— Directions —
Return the material word for word. Do not include pictures.
+++ Record set +++
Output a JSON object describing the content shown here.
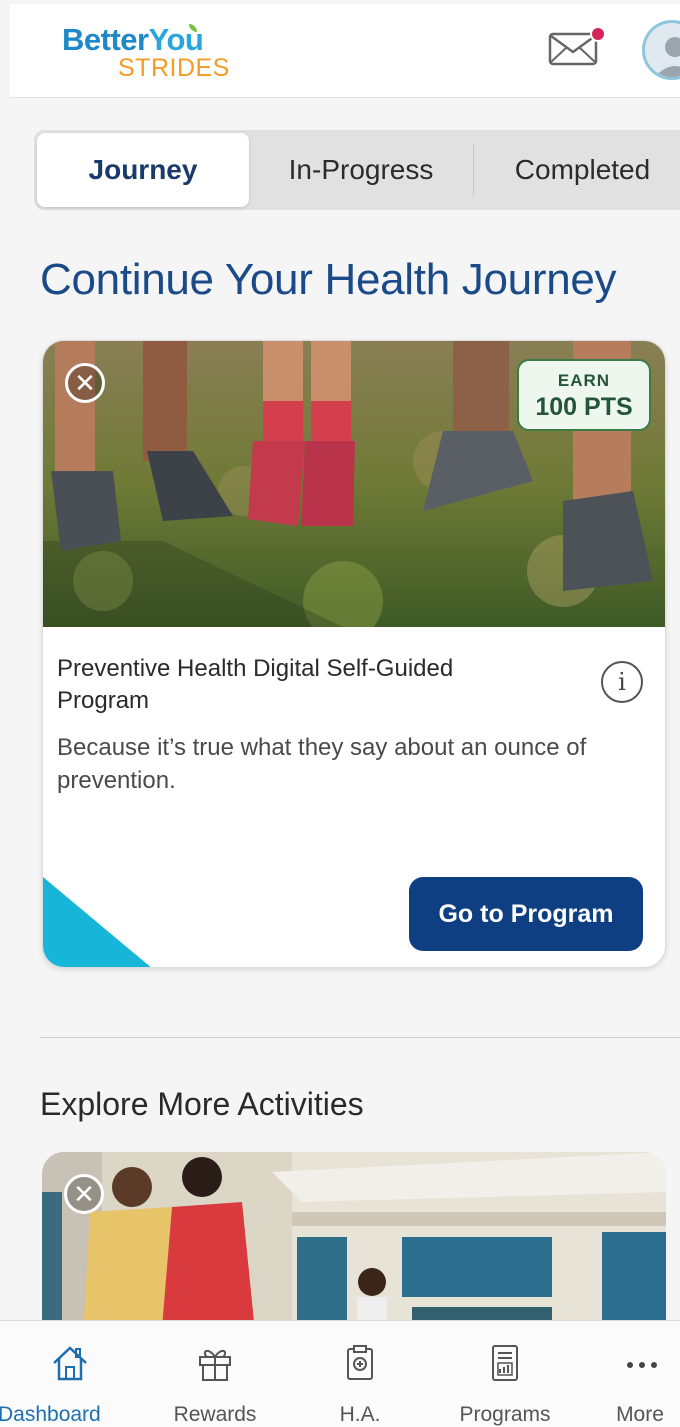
{
  "header": {
    "logo_part1": "Better",
    "logo_part2": "Yo",
    "logo_part3": "u",
    "logo_sub": "STRIDES",
    "notification_dot_color": "#d6245a"
  },
  "tabs": [
    {
      "label": "Journey",
      "active": true
    },
    {
      "label": "In-Progress",
      "active": false
    },
    {
      "label": "Completed",
      "active": false
    }
  ],
  "main": {
    "title": "Continue Your Health Journey",
    "card": {
      "badge_top": "EARN",
      "badge_bottom": "100 PTS",
      "title": "Preventive Health Digital Self-Guided Program",
      "description": "Because it’s true what they say about an ounce of prevention.",
      "button_label": "Go to Program"
    },
    "section_title": "Explore More Activities"
  },
  "bottom_nav": [
    {
      "label": "Dashboard",
      "icon": "home-icon",
      "active": true
    },
    {
      "label": "Rewards",
      "icon": "gift-icon",
      "active": false
    },
    {
      "label": "H.A.",
      "icon": "health-assessment-icon",
      "active": false
    },
    {
      "label": "Programs",
      "icon": "programs-icon",
      "active": false
    },
    {
      "label": "More",
      "icon": "more-icon",
      "active": false
    }
  ],
  "colors": {
    "primary": "#0d3f82",
    "title": "#1a4a88",
    "accent_teal": "#17b6d9",
    "brand_orange": "#f39c26"
  }
}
+++
— Result of this exercise —
Output a JSON object describing the content shown here.
{
  "header": {
    "logo_part1": "Better",
    "logo_part2": "Yo",
    "logo_part3": "u",
    "logo_sub": "STRIDES",
    "notification_dot_color": "#d6245a"
  },
  "tabs": [
    {
      "label": "Journey",
      "active": true
    },
    {
      "label": "In-Progress",
      "active": false
    },
    {
      "label": "Completed",
      "active": false
    }
  ],
  "main": {
    "title": "Continue Your Health Journey",
    "card": {
      "badge_top": "EARN",
      "badge_bottom": "100 PTS",
      "title": "Preventive Health Digital Self-Guided Program",
      "description": "Because it’s true what they say about an ounce of prevention.",
      "button_label": "Go to Program"
    },
    "section_title": "Explore More Activities"
  },
  "bottom_nav": [
    {
      "label": "Dashboard",
      "icon": "home-icon",
      "active": true
    },
    {
      "label": "Rewards",
      "icon": "gift-icon",
      "active": false
    },
    {
      "label": "H.A.",
      "icon": "health-assessment-icon",
      "active": false
    },
    {
      "label": "Programs",
      "icon": "programs-icon",
      "active": false
    },
    {
      "label": "More",
      "icon": "more-icon",
      "active": false
    }
  ],
  "colors": {
    "primary": "#0d3f82",
    "title": "#1a4a88",
    "accent_teal": "#17b6d9",
    "brand_orange": "#f39c26"
  }
}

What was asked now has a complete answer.